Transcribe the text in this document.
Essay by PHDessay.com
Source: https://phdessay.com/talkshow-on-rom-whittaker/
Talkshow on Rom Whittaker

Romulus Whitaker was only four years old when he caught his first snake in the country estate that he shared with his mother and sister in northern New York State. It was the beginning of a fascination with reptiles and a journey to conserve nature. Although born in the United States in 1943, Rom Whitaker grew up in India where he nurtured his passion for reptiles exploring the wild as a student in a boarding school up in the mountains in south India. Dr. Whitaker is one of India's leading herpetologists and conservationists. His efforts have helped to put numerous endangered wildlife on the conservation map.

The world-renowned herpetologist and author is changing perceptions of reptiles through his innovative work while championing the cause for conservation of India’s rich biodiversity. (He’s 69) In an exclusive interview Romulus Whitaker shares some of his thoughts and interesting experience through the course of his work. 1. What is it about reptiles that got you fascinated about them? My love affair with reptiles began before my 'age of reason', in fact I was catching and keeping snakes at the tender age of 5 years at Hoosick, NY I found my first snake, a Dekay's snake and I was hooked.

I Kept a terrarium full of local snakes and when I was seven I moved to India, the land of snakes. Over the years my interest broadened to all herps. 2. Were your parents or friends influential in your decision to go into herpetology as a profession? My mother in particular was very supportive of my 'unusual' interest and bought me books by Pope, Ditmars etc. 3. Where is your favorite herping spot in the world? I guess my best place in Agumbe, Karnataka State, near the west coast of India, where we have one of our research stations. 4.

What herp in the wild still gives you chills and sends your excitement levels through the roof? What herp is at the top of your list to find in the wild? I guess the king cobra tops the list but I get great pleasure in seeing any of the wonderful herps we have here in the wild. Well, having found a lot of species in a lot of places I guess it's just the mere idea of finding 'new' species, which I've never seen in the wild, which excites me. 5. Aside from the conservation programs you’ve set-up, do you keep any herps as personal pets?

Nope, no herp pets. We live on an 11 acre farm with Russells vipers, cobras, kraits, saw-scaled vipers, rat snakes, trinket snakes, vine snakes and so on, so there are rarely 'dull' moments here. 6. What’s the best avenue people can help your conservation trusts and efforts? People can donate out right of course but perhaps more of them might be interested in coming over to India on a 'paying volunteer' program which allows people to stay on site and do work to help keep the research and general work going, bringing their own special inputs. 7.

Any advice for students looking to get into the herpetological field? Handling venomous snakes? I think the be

■ Task instructions
Repeat the records above exactly as they appear.

■ Solution to this exercise
Transcribe the text in this document.
Essay by PHDessay.com
Source: https://phdessay.com/talkshow-on-rom-whittaker/
Talkshow on Rom Whittaker

Romulus Whitaker was only four years old when he caught his first snake in the country estate that he shared with his mother and sister in northern New York State. It was the beginning of a fascination with reptiles and a journey to conserve nature. Although born in the United States in 1943, Rom Whitaker grew up in India where he nurtured his passion for reptiles exploring the wild as a student in a boarding school up in the mountains in south India. Dr. Whitaker is one of India's leading herpetologists and conservationists. His efforts have helped to put numerous endangered wildlife on the conservation map.

The world-renowned herpetologist and author is changing perceptions of reptiles through his innovative work while championing the cause for conservation of India’s rich biodiversity. (He’s 69) In an exclusive interview Romulus Whitaker shares some of his thoughts and interesting experience through the course of his work. 1. What is it about reptiles that got you fascinated about them? My love affair with reptiles began before my 'age of reason', in fact I was catching and keeping snakes at the tender age of 5 years at Hoosick, NY I found my first snake, a Dekay's snake and I was hooked.

I Kept a terrarium full of local snakes and when I was seven I moved to India, the land of snakes. Over the years my interest broadened to all herps. 2. Were your parents or friends influential in your decision to go into herpetology as a profession? My mother in particular was very supportive of my 'unusual' interest and bought me books by Pope, Ditmars etc. 3. Where is your favorite herping spot in the world? I guess my best place in Agumbe, Karnataka State, near the west coast of India, where we have one of our research stations. 4.

What herp in the wild still gives you chills and sends your excitement levels through the roof? What herp is at the top of your list to find in the wild? I guess the king cobra tops the list but I get great pleasure in seeing any of the wonderful herps we have here in the wild. Well, having found a lot of species in a lot of places I guess it's just the mere idea of finding 'new' species, which I've never seen in the wild, which excites me. 5. Aside from the conservation programs you’ve set-up, do you keep any herps as personal pets?

Nope, no herp pets. We live on an 11 acre farm with Russells vipers, cobras, kraits, saw-scaled vipers, rat snakes, trinket snakes, vine snakes and so on, so there are rarely 'dull' moments here. 6. What’s the best avenue people can help your conservation trusts and efforts? People can donate out right of course but perhaps more of them might be interested in coming over to India on a 'paying volunteer' program which allows people to stay on site and do work to help keep the research and general work going, bringing their own special inputs. 7.

Any advice for students looking to get into the herpetological field? Handling venomous snakes? I think the be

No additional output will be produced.